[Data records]
▼

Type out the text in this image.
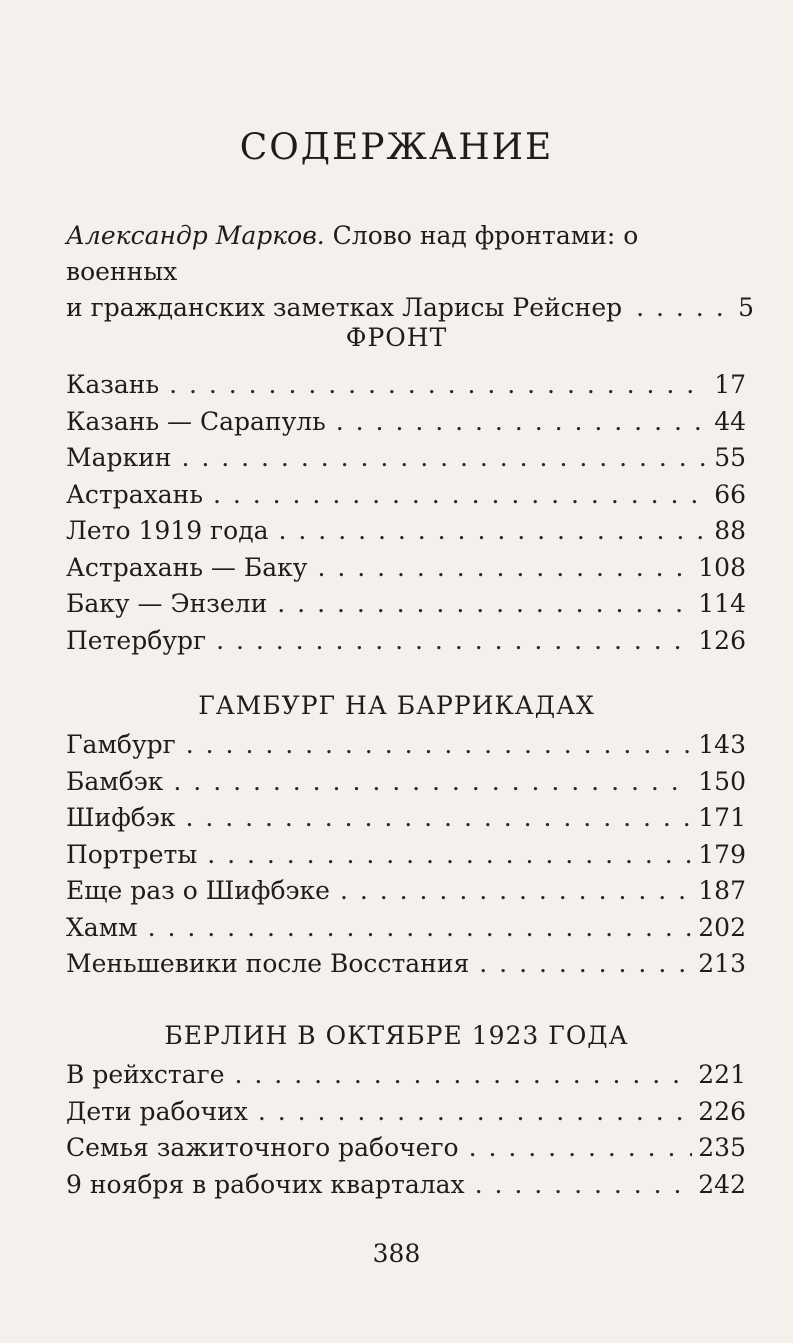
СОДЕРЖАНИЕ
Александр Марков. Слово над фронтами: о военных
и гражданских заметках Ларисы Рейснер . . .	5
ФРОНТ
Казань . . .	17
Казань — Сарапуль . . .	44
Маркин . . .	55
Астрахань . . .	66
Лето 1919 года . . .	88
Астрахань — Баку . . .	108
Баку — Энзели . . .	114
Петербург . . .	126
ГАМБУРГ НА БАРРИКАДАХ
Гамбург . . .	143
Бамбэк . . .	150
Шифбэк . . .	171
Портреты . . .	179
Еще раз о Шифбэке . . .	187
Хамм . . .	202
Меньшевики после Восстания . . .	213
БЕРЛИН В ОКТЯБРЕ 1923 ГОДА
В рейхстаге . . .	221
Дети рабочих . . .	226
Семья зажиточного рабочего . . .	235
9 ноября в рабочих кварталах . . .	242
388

▲

• _Set problem_
State only the number of lines in these entries that contain "рабочих".

• _Solution for this exercise_
2